Pick out each line of the records in which the word "соответствует" appears.

━━━━━━

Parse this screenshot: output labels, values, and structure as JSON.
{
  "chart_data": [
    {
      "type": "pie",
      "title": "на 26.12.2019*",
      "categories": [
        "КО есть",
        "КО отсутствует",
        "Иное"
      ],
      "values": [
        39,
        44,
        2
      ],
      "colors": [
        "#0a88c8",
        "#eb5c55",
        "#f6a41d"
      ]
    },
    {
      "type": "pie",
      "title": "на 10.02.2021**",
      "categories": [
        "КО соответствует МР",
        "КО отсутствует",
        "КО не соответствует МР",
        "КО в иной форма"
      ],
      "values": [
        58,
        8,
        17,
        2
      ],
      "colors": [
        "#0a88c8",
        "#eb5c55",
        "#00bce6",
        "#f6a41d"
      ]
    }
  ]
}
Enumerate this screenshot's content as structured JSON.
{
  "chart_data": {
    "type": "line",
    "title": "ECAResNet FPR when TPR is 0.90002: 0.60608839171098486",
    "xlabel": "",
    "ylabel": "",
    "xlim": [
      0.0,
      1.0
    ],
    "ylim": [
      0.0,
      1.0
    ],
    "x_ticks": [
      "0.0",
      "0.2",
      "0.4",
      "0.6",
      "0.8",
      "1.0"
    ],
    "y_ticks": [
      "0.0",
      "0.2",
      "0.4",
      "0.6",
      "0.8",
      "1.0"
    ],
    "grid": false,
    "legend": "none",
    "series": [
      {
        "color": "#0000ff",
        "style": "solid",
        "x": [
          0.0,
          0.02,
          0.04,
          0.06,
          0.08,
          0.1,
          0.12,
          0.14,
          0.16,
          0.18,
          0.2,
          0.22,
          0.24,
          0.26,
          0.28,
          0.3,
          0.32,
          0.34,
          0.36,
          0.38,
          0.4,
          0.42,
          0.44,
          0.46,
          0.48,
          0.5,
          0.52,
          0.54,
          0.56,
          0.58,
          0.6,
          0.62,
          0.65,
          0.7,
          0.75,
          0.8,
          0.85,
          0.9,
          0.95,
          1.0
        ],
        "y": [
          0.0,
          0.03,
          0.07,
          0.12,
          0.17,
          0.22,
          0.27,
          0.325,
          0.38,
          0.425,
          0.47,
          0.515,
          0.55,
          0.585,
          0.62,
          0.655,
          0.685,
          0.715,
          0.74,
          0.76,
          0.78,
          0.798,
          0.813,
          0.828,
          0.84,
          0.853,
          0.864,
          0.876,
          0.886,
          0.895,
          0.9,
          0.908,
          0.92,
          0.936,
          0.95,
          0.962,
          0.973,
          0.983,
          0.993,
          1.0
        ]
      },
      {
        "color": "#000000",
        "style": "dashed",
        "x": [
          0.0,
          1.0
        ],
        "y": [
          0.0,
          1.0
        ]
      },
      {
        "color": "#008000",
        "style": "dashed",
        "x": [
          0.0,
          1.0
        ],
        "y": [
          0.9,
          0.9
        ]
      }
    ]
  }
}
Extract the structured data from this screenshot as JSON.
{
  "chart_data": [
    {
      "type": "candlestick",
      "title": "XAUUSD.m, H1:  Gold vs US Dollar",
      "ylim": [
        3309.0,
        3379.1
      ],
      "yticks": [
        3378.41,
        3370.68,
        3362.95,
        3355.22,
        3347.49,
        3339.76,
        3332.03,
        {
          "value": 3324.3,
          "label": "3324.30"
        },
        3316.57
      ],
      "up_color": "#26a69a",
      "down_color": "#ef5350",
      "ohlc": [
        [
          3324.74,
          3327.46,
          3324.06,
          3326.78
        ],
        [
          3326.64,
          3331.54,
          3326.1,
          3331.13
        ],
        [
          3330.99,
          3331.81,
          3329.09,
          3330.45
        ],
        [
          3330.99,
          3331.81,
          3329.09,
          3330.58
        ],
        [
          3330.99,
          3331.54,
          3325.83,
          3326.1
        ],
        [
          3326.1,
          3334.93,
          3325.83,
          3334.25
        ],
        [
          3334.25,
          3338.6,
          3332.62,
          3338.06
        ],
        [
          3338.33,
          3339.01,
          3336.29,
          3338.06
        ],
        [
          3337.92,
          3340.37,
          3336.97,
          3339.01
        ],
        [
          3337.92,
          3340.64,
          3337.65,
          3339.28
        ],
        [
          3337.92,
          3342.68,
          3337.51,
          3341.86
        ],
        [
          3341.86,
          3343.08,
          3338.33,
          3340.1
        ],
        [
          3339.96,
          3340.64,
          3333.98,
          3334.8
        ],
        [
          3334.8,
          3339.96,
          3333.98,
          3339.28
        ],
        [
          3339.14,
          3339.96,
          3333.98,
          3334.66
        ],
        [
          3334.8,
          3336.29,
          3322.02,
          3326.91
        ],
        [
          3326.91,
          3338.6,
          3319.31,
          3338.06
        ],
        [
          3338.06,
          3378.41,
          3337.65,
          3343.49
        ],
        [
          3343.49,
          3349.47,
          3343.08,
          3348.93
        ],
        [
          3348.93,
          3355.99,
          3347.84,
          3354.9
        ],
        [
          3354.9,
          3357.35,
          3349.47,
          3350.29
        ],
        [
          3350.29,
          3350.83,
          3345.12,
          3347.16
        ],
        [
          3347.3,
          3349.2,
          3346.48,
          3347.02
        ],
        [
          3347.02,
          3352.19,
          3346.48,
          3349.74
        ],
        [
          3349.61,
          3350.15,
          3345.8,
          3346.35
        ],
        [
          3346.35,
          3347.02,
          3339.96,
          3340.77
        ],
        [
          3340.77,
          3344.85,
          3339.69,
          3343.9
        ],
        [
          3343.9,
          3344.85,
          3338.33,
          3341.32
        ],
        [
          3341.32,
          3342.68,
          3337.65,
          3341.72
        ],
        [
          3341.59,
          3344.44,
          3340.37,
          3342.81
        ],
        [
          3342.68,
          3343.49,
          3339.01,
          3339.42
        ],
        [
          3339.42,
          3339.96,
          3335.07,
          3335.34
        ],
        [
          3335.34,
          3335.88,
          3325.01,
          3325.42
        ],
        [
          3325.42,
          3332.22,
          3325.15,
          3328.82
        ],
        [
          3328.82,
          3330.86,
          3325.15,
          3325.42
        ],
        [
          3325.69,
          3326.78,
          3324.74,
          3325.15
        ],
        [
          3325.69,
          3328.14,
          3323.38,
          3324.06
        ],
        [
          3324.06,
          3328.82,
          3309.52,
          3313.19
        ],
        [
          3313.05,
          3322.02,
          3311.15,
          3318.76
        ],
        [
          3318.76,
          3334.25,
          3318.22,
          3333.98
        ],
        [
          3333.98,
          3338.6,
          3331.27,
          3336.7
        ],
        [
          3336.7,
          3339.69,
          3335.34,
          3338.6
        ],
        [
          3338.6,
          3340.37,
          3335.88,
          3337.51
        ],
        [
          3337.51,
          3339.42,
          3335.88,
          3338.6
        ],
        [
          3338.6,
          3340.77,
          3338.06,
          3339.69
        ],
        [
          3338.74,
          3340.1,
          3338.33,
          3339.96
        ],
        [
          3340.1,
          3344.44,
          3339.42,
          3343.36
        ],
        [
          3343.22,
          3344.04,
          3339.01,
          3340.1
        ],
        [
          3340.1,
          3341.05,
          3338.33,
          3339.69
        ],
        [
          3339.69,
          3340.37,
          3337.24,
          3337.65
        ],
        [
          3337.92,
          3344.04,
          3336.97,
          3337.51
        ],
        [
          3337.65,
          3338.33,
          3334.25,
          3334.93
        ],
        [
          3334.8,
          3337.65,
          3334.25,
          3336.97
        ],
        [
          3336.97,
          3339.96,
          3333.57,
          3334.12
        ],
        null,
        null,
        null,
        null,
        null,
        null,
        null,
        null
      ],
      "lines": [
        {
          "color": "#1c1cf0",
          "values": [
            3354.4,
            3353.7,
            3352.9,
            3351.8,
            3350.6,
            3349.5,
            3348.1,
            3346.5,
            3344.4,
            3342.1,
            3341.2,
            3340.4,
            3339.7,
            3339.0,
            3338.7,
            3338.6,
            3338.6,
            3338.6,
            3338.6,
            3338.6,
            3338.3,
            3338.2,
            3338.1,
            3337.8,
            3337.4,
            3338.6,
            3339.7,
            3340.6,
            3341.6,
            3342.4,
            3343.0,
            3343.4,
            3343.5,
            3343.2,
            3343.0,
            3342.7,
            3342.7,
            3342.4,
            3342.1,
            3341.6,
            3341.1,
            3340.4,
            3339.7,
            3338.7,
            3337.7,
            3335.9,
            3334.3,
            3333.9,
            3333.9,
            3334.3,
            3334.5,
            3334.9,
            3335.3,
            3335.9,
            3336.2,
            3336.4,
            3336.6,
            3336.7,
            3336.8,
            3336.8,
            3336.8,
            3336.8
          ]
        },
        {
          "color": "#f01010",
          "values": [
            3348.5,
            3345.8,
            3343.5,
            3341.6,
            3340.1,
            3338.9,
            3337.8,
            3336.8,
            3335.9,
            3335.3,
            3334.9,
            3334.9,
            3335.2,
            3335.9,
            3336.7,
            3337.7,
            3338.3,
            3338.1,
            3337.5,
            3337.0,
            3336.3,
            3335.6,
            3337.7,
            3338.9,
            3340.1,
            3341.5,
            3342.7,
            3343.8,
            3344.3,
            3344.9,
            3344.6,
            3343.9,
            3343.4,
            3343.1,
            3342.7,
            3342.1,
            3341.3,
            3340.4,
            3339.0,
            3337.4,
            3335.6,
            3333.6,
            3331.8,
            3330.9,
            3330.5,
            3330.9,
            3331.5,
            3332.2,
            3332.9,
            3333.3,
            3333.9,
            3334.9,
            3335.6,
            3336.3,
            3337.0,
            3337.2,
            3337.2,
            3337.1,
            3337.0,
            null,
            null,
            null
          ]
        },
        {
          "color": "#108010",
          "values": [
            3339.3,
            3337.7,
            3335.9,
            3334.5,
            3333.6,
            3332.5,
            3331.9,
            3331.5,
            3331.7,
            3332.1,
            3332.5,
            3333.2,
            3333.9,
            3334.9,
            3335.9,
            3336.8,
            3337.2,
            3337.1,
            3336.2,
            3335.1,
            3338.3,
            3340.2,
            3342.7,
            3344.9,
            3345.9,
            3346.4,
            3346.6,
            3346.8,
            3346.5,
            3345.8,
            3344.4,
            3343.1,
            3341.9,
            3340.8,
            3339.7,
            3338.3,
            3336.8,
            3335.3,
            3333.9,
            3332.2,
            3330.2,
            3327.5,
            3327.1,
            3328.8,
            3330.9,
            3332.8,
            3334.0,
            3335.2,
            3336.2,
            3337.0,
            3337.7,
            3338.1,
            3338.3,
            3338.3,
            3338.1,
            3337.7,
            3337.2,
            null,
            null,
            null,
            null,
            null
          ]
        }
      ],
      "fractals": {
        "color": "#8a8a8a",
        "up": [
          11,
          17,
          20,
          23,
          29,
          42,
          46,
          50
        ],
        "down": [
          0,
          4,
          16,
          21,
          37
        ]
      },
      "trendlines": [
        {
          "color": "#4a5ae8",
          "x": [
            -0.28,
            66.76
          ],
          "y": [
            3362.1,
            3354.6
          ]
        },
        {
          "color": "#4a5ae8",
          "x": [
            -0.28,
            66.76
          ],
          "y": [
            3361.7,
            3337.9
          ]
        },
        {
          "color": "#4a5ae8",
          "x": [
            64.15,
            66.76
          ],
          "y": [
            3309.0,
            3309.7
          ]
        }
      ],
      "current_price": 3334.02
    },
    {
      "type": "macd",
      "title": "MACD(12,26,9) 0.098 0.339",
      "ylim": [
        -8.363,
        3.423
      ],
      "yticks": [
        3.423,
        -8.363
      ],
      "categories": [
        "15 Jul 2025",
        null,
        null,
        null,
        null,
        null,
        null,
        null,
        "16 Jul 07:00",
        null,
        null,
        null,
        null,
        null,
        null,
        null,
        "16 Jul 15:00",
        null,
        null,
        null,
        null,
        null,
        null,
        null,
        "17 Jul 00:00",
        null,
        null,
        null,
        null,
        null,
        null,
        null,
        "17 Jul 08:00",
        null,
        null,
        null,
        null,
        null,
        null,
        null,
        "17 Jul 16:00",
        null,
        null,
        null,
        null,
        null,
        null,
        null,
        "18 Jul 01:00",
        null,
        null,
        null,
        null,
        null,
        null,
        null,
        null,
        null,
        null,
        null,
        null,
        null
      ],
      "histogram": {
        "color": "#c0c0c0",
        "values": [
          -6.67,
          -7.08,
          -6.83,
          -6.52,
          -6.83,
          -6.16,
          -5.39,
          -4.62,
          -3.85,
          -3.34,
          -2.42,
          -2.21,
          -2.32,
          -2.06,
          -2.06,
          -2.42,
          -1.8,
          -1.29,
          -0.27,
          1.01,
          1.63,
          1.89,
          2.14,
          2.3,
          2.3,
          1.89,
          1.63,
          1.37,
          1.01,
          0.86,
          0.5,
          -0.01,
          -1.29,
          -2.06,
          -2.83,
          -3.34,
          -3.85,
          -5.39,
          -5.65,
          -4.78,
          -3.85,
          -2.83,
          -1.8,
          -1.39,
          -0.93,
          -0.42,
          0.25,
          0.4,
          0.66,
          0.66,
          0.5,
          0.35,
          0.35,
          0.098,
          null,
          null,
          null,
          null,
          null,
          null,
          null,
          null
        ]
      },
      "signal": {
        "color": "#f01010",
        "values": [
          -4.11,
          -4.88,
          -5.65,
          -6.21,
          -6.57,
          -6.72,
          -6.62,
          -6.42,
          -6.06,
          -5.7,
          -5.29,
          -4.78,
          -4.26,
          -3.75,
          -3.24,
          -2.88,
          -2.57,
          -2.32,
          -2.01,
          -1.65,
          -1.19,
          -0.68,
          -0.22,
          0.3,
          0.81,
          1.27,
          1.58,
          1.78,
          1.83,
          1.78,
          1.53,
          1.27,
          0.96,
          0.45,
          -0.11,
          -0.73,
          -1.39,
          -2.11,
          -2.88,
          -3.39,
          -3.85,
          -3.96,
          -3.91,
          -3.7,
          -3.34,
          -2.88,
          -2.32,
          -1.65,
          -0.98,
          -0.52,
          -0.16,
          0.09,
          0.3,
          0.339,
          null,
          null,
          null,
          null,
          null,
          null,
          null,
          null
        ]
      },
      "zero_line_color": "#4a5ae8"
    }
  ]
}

━━━━━━

**Solution for this task**
        "КО соответствует МР",
        "КО не соответствует МР",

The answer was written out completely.